(Collected data)
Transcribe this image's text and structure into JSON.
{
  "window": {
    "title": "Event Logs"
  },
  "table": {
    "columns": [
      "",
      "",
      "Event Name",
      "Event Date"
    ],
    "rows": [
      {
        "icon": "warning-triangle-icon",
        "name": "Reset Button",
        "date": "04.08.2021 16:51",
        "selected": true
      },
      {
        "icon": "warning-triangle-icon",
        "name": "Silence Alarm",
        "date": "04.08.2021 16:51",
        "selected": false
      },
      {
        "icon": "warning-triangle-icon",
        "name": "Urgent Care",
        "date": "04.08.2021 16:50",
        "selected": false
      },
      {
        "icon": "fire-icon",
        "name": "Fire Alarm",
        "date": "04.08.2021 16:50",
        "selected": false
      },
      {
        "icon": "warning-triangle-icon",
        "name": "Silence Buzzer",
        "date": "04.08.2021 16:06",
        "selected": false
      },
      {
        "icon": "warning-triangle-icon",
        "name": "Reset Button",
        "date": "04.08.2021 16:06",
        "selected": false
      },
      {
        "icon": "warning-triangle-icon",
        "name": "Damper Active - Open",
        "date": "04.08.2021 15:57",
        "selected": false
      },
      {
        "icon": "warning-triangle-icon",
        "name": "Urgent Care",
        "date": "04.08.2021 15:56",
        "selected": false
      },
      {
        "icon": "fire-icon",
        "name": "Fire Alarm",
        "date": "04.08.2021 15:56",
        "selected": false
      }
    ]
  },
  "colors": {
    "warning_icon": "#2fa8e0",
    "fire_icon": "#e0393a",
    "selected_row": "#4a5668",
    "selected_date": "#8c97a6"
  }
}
* * *
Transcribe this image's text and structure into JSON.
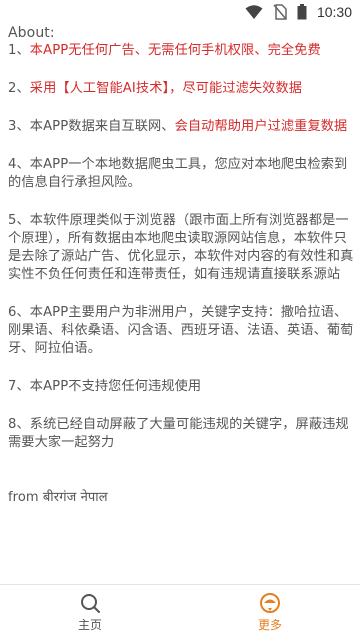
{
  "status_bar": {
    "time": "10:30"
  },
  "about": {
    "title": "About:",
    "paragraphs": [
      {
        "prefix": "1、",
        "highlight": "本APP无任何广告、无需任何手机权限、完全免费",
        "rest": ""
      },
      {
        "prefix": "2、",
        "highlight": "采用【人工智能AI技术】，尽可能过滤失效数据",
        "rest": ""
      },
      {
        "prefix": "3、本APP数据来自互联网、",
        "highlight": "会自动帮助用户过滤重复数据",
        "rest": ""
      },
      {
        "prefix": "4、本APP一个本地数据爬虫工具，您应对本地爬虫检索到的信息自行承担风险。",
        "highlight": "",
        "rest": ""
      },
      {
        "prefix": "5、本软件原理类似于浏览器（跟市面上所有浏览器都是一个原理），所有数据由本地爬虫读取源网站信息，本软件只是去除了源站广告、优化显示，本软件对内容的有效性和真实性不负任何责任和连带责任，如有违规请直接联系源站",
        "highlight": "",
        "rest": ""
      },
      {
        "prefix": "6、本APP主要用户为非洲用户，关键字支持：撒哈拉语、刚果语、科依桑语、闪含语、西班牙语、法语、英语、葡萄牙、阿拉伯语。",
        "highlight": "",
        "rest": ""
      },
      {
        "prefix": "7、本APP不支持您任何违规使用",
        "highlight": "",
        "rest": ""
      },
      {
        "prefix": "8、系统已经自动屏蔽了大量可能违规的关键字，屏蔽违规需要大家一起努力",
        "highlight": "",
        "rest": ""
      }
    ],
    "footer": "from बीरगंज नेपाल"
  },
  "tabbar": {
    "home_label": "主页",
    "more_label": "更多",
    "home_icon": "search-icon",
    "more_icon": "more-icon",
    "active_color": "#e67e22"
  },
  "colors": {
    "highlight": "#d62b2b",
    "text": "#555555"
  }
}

● **SET PROBLEM**:
Say how many lines of the material contain the word "Event", with no other text.

● **TASK RESPONSE**:
3